## Work instructions:
Show each line of the data below that has the string "title" in it.

|---|

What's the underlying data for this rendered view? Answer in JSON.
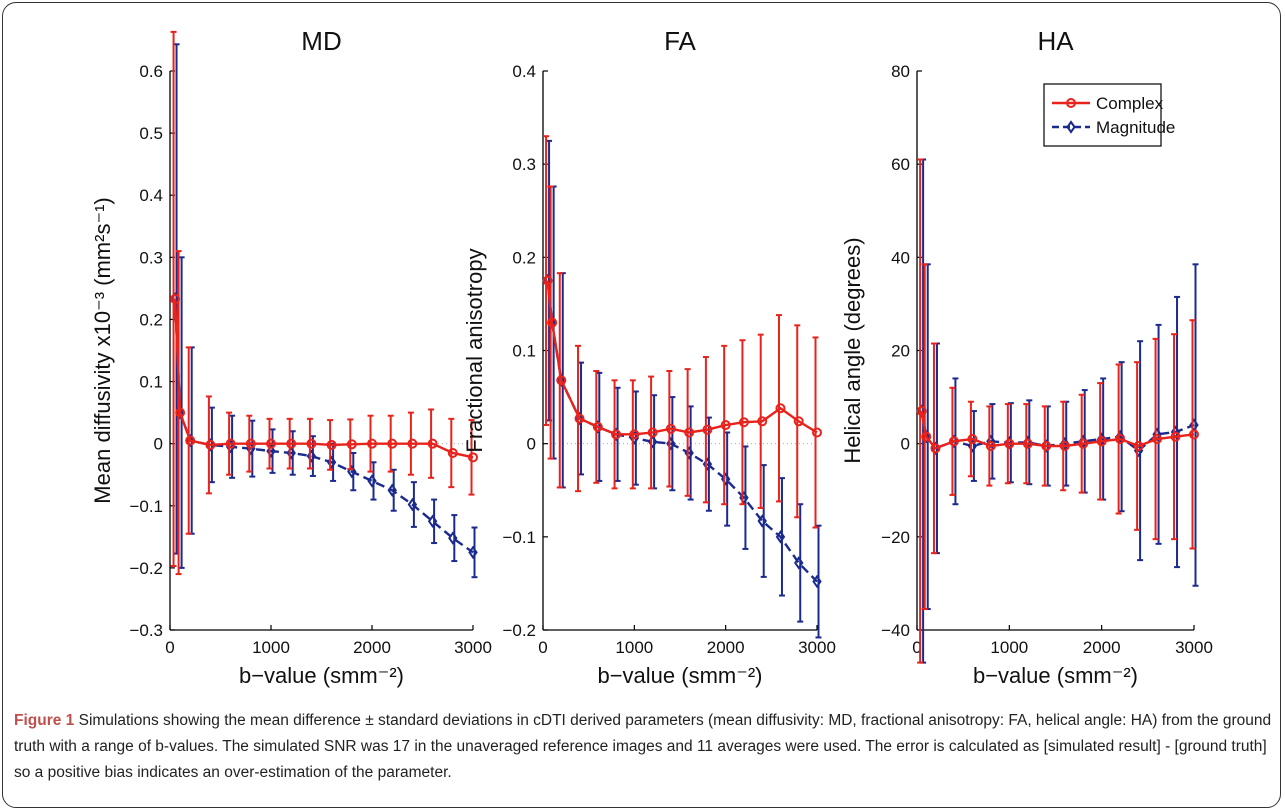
{
  "chart_data": [
    {
      "type": "line",
      "title": "MD",
      "xlabel": "b−value (smm⁻²)",
      "ylabel": "Mean diffusivity x10⁻³ (mm²s⁻¹)",
      "xlim": [
        0,
        3000
      ],
      "ylim": [
        -0.3,
        0.6
      ],
      "xticks": [
        0,
        1000,
        2000,
        3000
      ],
      "yticks": [
        -0.3,
        -0.2,
        -0.1,
        0,
        0.1,
        0.2,
        0.3,
        0.4,
        0.5,
        0.6
      ],
      "ytick_labels": [
        "−0.3",
        "−0.2",
        "−0.1",
        "0",
        "0.1",
        "0.2",
        "0.3",
        "0.4",
        "0.5",
        "0.6"
      ],
      "zero_line": true,
      "series": [
        {
          "name": "Complex",
          "color": "#e8231c",
          "x": [
            50,
            100,
            200,
            400,
            600,
            800,
            1000,
            1200,
            1400,
            1600,
            1800,
            2000,
            2200,
            2400,
            2600,
            2800,
            3000
          ],
          "y": [
            0.233,
            0.05,
            0.005,
            -0.002,
            0.0,
            0.0,
            0.0,
            0.0,
            0.0,
            -0.002,
            -0.001,
            0.0,
            0.0,
            0.0,
            0.0,
            -0.015,
            -0.022
          ],
          "err": [
            0.43,
            0.26,
            0.15,
            0.078,
            0.05,
            0.045,
            0.04,
            0.04,
            0.04,
            0.04,
            0.04,
            0.045,
            0.045,
            0.05,
            0.055,
            0.055,
            0.06
          ]
        },
        {
          "name": "Magnitude",
          "color": "#1b2a8f",
          "x": [
            50,
            100,
            200,
            400,
            600,
            800,
            1000,
            1200,
            1400,
            1600,
            1800,
            2000,
            2200,
            2400,
            2600,
            2800,
            3000
          ],
          "y": [
            0.233,
            0.05,
            0.005,
            -0.002,
            -0.005,
            -0.008,
            -0.012,
            -0.015,
            -0.02,
            -0.03,
            -0.045,
            -0.06,
            -0.075,
            -0.098,
            -0.125,
            -0.152,
            -0.175
          ],
          "err": [
            0.41,
            0.25,
            0.15,
            0.06,
            0.05,
            0.045,
            0.035,
            0.035,
            0.032,
            0.03,
            0.03,
            0.03,
            0.033,
            0.036,
            0.035,
            0.037,
            0.04
          ]
        }
      ]
    },
    {
      "type": "line",
      "title": "FA",
      "xlabel": "b−value (smm⁻²)",
      "ylabel": "Fractional anisotropy",
      "xlim": [
        0,
        3000
      ],
      "ylim": [
        -0.2,
        0.4
      ],
      "xticks": [
        0,
        1000,
        2000,
        3000
      ],
      "yticks": [
        -0.2,
        -0.1,
        0,
        0.1,
        0.2,
        0.3,
        0.4
      ],
      "ytick_labels": [
        "−0.2",
        "−0.1",
        "0",
        "0.1",
        "0.2",
        "0.3",
        "0.4"
      ],
      "zero_line": true,
      "series": [
        {
          "name": "Complex",
          "color": "#e8231c",
          "x": [
            50,
            100,
            200,
            400,
            600,
            800,
            1000,
            1200,
            1400,
            1600,
            1800,
            2000,
            2200,
            2400,
            2600,
            2800,
            3000
          ],
          "y": [
            0.175,
            0.13,
            0.068,
            0.027,
            0.018,
            0.01,
            0.01,
            0.012,
            0.016,
            0.012,
            0.015,
            0.02,
            0.023,
            0.024,
            0.038,
            0.024,
            0.012
          ],
          "err": [
            0.155,
            0.146,
            0.115,
            0.078,
            0.06,
            0.058,
            0.058,
            0.06,
            0.062,
            0.068,
            0.078,
            0.085,
            0.088,
            0.093,
            0.1,
            0.103,
            0.102
          ]
        },
        {
          "name": "Magnitude",
          "color": "#1b2a8f",
          "x": [
            50,
            100,
            200,
            400,
            600,
            800,
            1000,
            1200,
            1400,
            1600,
            1800,
            2000,
            2200,
            2400,
            2600,
            2800,
            3000
          ],
          "y": [
            0.175,
            0.13,
            0.068,
            0.027,
            0.018,
            0.01,
            0.006,
            0.002,
            0.0,
            -0.01,
            -0.022,
            -0.038,
            -0.058,
            -0.083,
            -0.1,
            -0.128,
            -0.148
          ],
          "err": [
            0.15,
            0.146,
            0.115,
            0.06,
            0.058,
            0.05,
            0.05,
            0.05,
            0.05,
            0.05,
            0.05,
            0.05,
            0.055,
            0.06,
            0.063,
            0.063,
            0.06
          ]
        }
      ]
    },
    {
      "type": "line",
      "title": "HA",
      "xlabel": "b−value (smm⁻²)",
      "ylabel": "Helical angle (degrees)",
      "xlim": [
        0,
        3000
      ],
      "ylim": [
        -40,
        80
      ],
      "xticks": [
        0,
        1000,
        2000,
        3000
      ],
      "yticks": [
        -40,
        -20,
        0,
        20,
        40,
        60,
        80
      ],
      "ytick_labels": [
        "−40",
        "−20",
        "0",
        "20",
        "40",
        "60",
        "80"
      ],
      "zero_line": false,
      "legend": {
        "position": "top-right",
        "entries": [
          "Complex",
          "Magnitude"
        ]
      },
      "series": [
        {
          "name": "Complex",
          "color": "#e8231c",
          "x": [
            50,
            100,
            200,
            400,
            600,
            800,
            1000,
            1200,
            1400,
            1600,
            1800,
            2000,
            2200,
            2400,
            2600,
            2800,
            3000
          ],
          "y": [
            7,
            1.5,
            -1,
            0.5,
            1,
            -0.5,
            0,
            0,
            -0.5,
            -0.5,
            0,
            0.5,
            1,
            -0.5,
            1,
            1.5,
            2
          ],
          "err": [
            54,
            37,
            22.5,
            11.5,
            8,
            8.5,
            8.5,
            8.5,
            8.5,
            9.5,
            10.5,
            12.5,
            16,
            18,
            21.5,
            22,
            24.5
          ]
        },
        {
          "name": "Magnitude",
          "color": "#1b2a8f",
          "x": [
            50,
            100,
            200,
            400,
            600,
            800,
            1000,
            1200,
            1400,
            1600,
            1800,
            2000,
            2200,
            2400,
            2600,
            2800,
            3000
          ],
          "y": [
            7,
            1.5,
            -1,
            0.5,
            -0.5,
            0.5,
            0.2,
            0.3,
            -0.5,
            0,
            0.5,
            1,
            1.5,
            -1.5,
            2,
            2.5,
            4
          ],
          "err": [
            54,
            37,
            22.5,
            13.5,
            7.5,
            8,
            8.5,
            9,
            8.5,
            9,
            11,
            13,
            16,
            23.5,
            23.5,
            29,
            34.5
          ]
        }
      ]
    }
  ],
  "caption": {
    "label": "Figure 1",
    "text": " Simulations showing the mean difference ± standard deviations in cDTI derived parameters (mean diffusivity: MD, fractional anisotropy: FA, helical angle: HA) from the ground truth with a range of b-values. The simulated SNR was 17 in the unaveraged reference images and 11 averages were used. The error is calculated as [simulated result] - [ground truth] so a positive bias indicates an over-estimation of the parameter."
  }
}
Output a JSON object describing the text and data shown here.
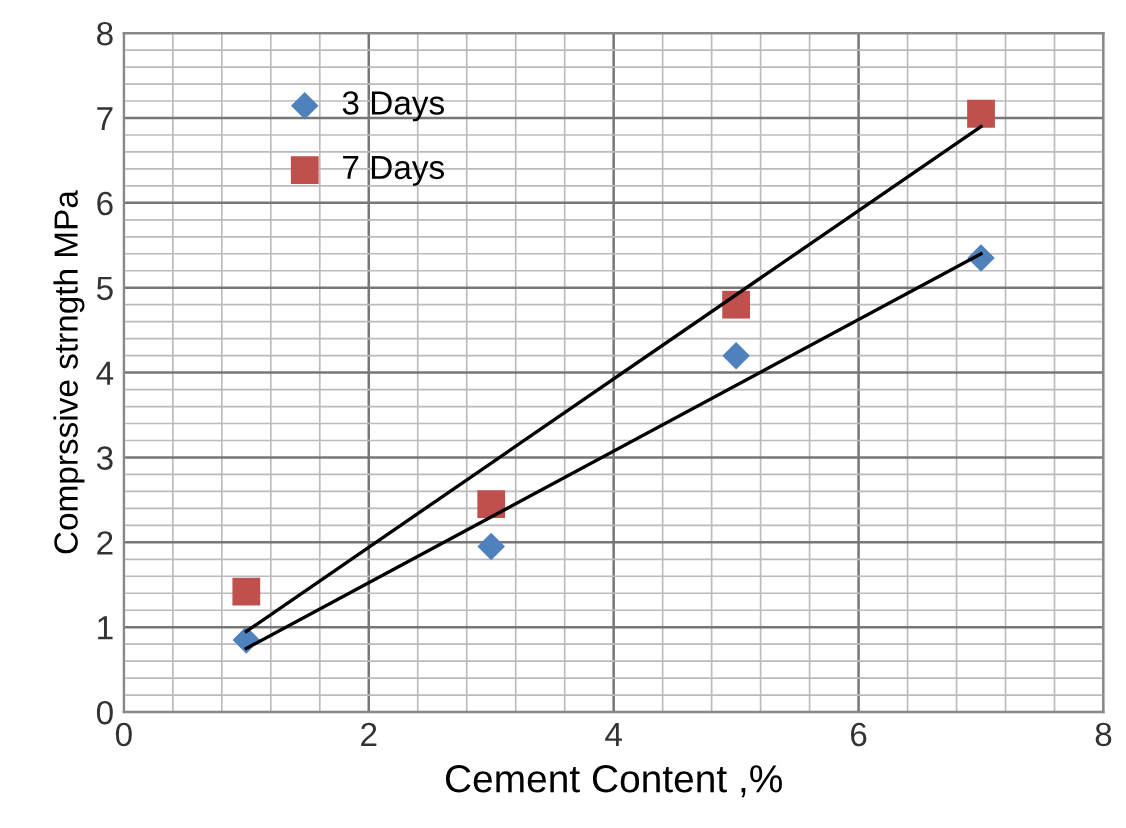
{
  "chart_data": {
    "type": "scatter",
    "xlabel": "Cement Content ,%",
    "ylabel": "Comprssive strngth MPa",
    "xlim": [
      0,
      8
    ],
    "ylim": [
      0,
      8
    ],
    "xticks": [
      0,
      2,
      4,
      6,
      8
    ],
    "yticks": [
      0,
      1,
      2,
      3,
      4,
      5,
      6,
      7,
      8
    ],
    "grid": true,
    "legend": "top left",
    "series": [
      {
        "name": "3 Days",
        "color": "#4f81bd",
        "marker": "diamond",
        "x": [
          1,
          3,
          5,
          7
        ],
        "values": [
          0.85,
          1.95,
          4.2,
          5.35
        ]
      },
      {
        "name": "7 Days",
        "color": "#c0504d",
        "marker": "square",
        "x": [
          1,
          3,
          5,
          7
        ],
        "values": [
          1.42,
          2.45,
          4.8,
          7.05
        ]
      },
      {
        "type": "line",
        "color": "#000000",
        "x": [
          1,
          7
        ],
        "values": [
          0.75,
          5.4
        ]
      },
      {
        "type": "line",
        "color": "#000000",
        "x": [
          1,
          7
        ],
        "values": [
          0.95,
          6.9
        ]
      }
    ]
  }
}
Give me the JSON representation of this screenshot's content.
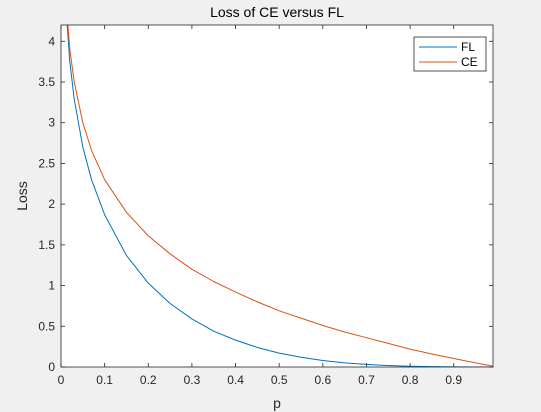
{
  "chart_data": {
    "type": "line",
    "title": "Loss of CE versus FL",
    "xlabel": "p",
    "ylabel": "Loss",
    "xlim": [
      0,
      0.99
    ],
    "ylim": [
      0,
      4.2
    ],
    "xticks": [
      0,
      0.1,
      0.2,
      0.3,
      0.4,
      0.5,
      0.6,
      0.7,
      0.8,
      0.9
    ],
    "xtick_labels": [
      "0",
      "0.1",
      "0.2",
      "0.3",
      "0.4",
      "0.5",
      "0.6",
      "0.7",
      "0.8",
      "0.9"
    ],
    "yticks": [
      0,
      0.5,
      1,
      1.5,
      2,
      2.5,
      3,
      3.5,
      4
    ],
    "ytick_labels": [
      "0",
      "0.5",
      "1",
      "1.5",
      "2",
      "2.5",
      "3",
      "3.5",
      "4"
    ],
    "legend_position": "top-right",
    "grid": false,
    "x": [
      0.01,
      0.02,
      0.03,
      0.05,
      0.07,
      0.1,
      0.15,
      0.2,
      0.25,
      0.3,
      0.35,
      0.4,
      0.45,
      0.5,
      0.55,
      0.6,
      0.65,
      0.7,
      0.75,
      0.8,
      0.85,
      0.9,
      0.95,
      0.99
    ],
    "series": [
      {
        "name": "FL",
        "color": "#0072BD",
        "values": [
          4.51,
          3.76,
          3.3,
          2.7,
          2.3,
          1.87,
          1.37,
          1.03,
          0.78,
          0.59,
          0.44,
          0.33,
          0.24,
          0.17,
          0.12,
          0.08,
          0.05,
          0.032,
          0.018,
          0.009,
          0.004,
          0.001,
          0.0001,
          0.0
        ]
      },
      {
        "name": "CE",
        "color": "#D95319",
        "values": [
          4.61,
          3.91,
          3.51,
          3.0,
          2.66,
          2.3,
          1.9,
          1.61,
          1.39,
          1.2,
          1.05,
          0.92,
          0.8,
          0.69,
          0.6,
          0.51,
          0.43,
          0.36,
          0.29,
          0.22,
          0.16,
          0.105,
          0.051,
          0.01
        ]
      }
    ]
  }
}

|---|

## Output of the task:
      "title": "MD",
      "title": "FA",
      "title": "HA",
    "title": "Loss of CE versus FL",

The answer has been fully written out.